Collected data
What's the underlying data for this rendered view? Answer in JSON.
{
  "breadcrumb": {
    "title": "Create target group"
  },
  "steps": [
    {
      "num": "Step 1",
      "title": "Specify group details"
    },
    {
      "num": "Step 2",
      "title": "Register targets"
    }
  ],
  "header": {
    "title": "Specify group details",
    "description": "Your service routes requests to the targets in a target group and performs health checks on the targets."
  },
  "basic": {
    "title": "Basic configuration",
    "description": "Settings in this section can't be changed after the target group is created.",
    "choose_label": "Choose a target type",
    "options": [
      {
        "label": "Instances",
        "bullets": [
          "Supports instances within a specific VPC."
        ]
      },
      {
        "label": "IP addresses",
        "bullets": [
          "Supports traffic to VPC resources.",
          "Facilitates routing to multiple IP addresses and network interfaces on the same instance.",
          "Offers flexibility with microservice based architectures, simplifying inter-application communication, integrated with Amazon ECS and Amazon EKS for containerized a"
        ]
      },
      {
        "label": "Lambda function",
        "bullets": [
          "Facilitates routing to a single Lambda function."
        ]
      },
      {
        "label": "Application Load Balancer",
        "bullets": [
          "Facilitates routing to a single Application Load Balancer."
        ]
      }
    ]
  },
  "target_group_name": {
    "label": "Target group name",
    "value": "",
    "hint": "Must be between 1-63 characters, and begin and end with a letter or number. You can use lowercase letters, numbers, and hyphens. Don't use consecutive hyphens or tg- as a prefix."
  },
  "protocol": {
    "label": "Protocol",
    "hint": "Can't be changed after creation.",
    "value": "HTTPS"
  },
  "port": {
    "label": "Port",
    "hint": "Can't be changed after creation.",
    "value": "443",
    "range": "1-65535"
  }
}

§ Short problem
Every line above needs to be retyped exactly.

§ Result for this exercise
What's the underlying data for this rendered view? Answer in JSON.
{
  "breadcrumb": {
    "title": "Create target group"
  },
  "steps": [
    {
      "num": "Step 1",
      "title": "Specify group details"
    },
    {
      "num": "Step 2",
      "title": "Register targets"
    }
  ],
  "header": {
    "title": "Specify group details",
    "description": "Your service routes requests to the targets in a target group and performs health checks on the targets."
  },
  "basic": {
    "title": "Basic configuration",
    "description": "Settings in this section can't be changed after the target group is created.",
    "choose_label": "Choose a target type",
    "options": [
      {
        "label": "Instances",
        "bullets": [
          "Supports instances within a specific VPC."
        ]
      },
      {
        "label": "IP addresses",
        "bullets": [
          "Supports traffic to VPC resources.",
          "Facilitates routing to multiple IP addresses and network interfaces on the same instance.",
          "Offers flexibility with microservice based architectures, simplifying inter-application communication, integrated with Amazon ECS and Amazon EKS for containerized a"
        ]
      },
      {
        "label": "Lambda function",
        "bullets": [
          "Facilitates routing to a single Lambda function."
        ]
      },
      {
        "label": "Application Load Balancer",
        "bullets": [
          "Facilitates routing to a single Application Load Balancer."
        ]
      }
    ]
  },
  "target_group_name": {
    "label": "Target group name",
    "value": "",
    "hint": "Must be between 1-63 characters, and begin and end with a letter or number. You can use lowercase letters, numbers, and hyphens. Don't use consecutive hyphens or tg- as a prefix."
  },
  "protocol": {
    "label": "Protocol",
    "hint": "Can't be changed after creation.",
    "value": "HTTPS"
  },
  "port": {
    "label": "Port",
    "hint": "Can't be changed after creation.",
    "value": "443",
    "range": "1-65535"
  }
}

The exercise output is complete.